:: WHAT YOU ARE ASKED TO DO ::
Print out every record exactly as it appears.
= = = = = = =
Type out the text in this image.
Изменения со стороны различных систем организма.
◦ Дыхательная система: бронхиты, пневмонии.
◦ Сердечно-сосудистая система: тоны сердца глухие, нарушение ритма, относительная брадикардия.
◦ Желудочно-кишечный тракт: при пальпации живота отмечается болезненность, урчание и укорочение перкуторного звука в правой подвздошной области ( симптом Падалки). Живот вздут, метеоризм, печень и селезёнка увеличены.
= = = = = = =
:: EXPECTED OUTPUT ::
Type out the text in this image.
Изменения со стороны различных систем организма.
◦ Дыхательная система: бронхиты, пневмонии.
◦ Сердечно-сосудистая система: тоны сердца глухие, нарушение ритма, относительная брадикардия.
◦ Желудочно-кишечный тракт: при пальпации живота отмечается болезненность, урчание и укорочение перкуторного звука в правой подвздошной области ( симптом Падалки). Живот вздут, метеоризм, печень и селезёнка увеличены.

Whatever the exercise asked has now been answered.